▶ _Aim of the exercise_
Transcribe all of the material exactly, except for its pictures.

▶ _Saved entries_
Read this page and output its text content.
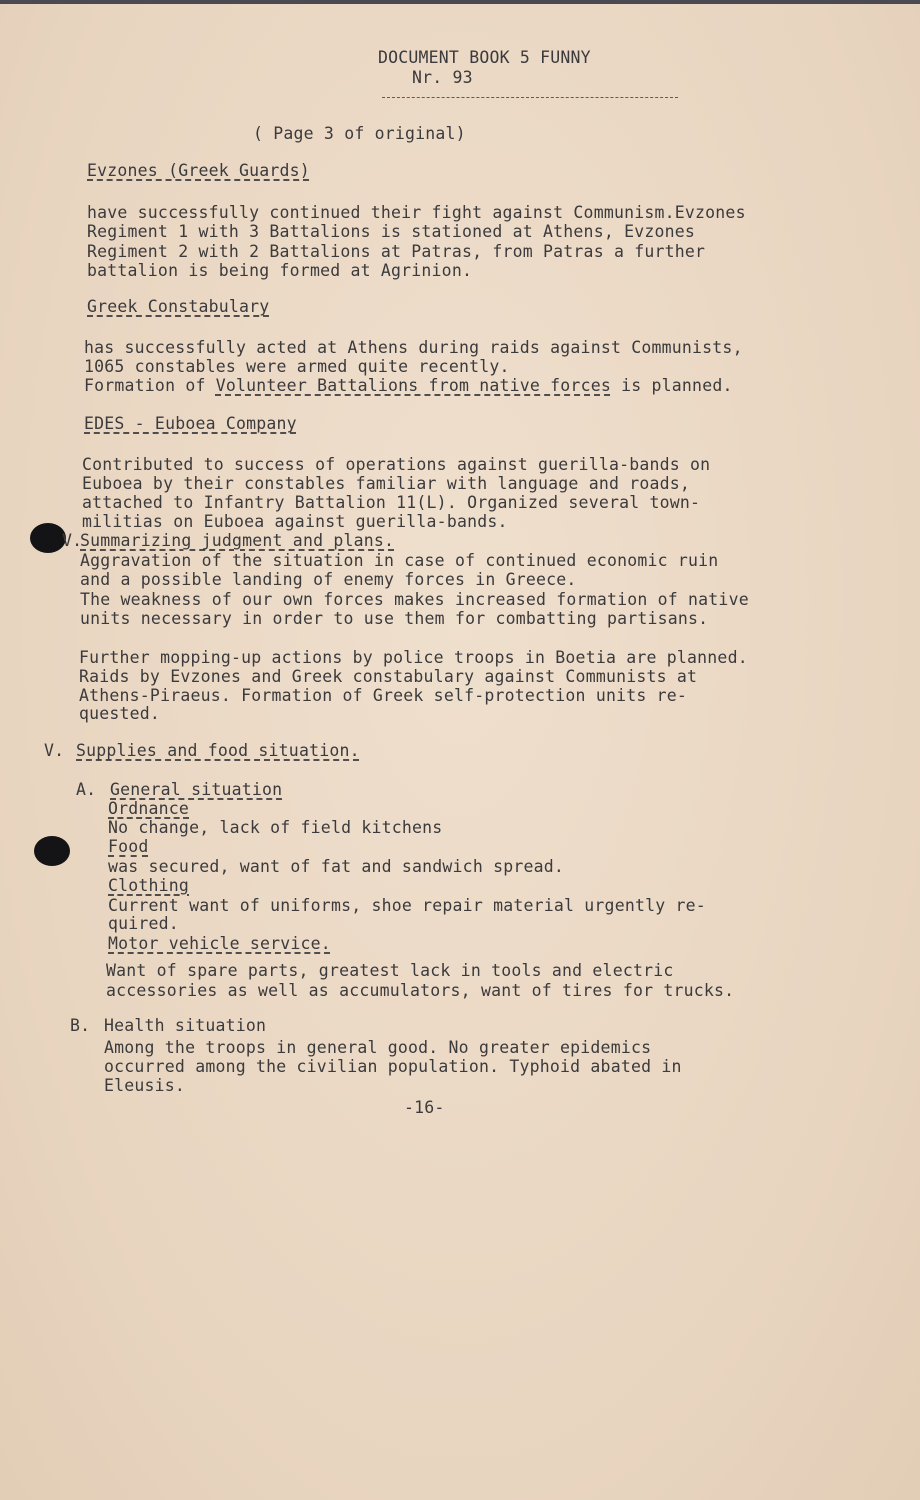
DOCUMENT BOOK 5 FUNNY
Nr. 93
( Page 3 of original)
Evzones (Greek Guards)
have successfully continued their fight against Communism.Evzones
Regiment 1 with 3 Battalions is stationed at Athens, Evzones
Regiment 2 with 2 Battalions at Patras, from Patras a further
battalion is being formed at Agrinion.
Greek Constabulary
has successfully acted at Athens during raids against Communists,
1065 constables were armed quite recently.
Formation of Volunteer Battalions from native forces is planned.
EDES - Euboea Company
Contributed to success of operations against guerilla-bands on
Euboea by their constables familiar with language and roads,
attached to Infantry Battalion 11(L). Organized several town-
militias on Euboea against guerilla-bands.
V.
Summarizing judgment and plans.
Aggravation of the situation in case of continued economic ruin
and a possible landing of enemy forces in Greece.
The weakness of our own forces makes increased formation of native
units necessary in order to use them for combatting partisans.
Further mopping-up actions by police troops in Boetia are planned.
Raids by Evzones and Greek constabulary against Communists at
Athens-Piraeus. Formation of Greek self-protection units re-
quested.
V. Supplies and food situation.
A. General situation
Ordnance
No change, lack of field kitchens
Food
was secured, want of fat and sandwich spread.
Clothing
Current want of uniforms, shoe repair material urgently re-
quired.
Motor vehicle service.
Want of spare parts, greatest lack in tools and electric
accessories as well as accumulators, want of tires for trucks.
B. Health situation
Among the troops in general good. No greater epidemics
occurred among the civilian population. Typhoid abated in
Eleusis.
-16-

▶ _Answer to this exercise_
Read this page and output its text content.
DOCUMENT BOOK 5 FUNNY
Nr. 93
( Page 3 of original)
Evzones (Greek Guards)
have successfully continued their fight against Communism.Evzones
Regiment 1 with 3 Battalions is stationed at Athens, Evzones
Regiment 2 with 2 Battalions at Patras, from Patras a further
battalion is being formed at Agrinion.
Greek Constabulary
has successfully acted at Athens during raids against Communists,
1065 constables were armed quite recently.
Formation of Volunteer Battalions from native forces is planned.
EDES - Euboea Company
Contributed to success of operations against guerilla-bands on
Euboea by their constables familiar with language and roads,
attached to Infantry Battalion 11(L). Organized several town-
militias on Euboea against guerilla-bands.
V.
Summarizing judgment and plans.
Aggravation of the situation in case of continued economic ruin
and a possible landing of enemy forces in Greece.
The weakness of our own forces makes increased formation of native
units necessary in order to use them for combatting partisans.
Further mopping-up actions by police troops in Boetia are planned.
Raids by Evzones and Greek constabulary against Communists at
Athens-Piraeus. Formation of Greek self-protection units re-
quested.
V. Supplies and food situation.
A. General situation
Ordnance
No change, lack of field kitchens
Food
was secured, want of fat and sandwich spread.
Clothing
Current want of uniforms, shoe repair material urgently re-
quired.
Motor vehicle service.
Want of spare parts, greatest lack in tools and electric
accessories as well as accumulators, want of tires for trucks.
B. Health situation
Among the troops in general good. No greater epidemics
occurred among the civilian population. Typhoid abated in
Eleusis.
-16-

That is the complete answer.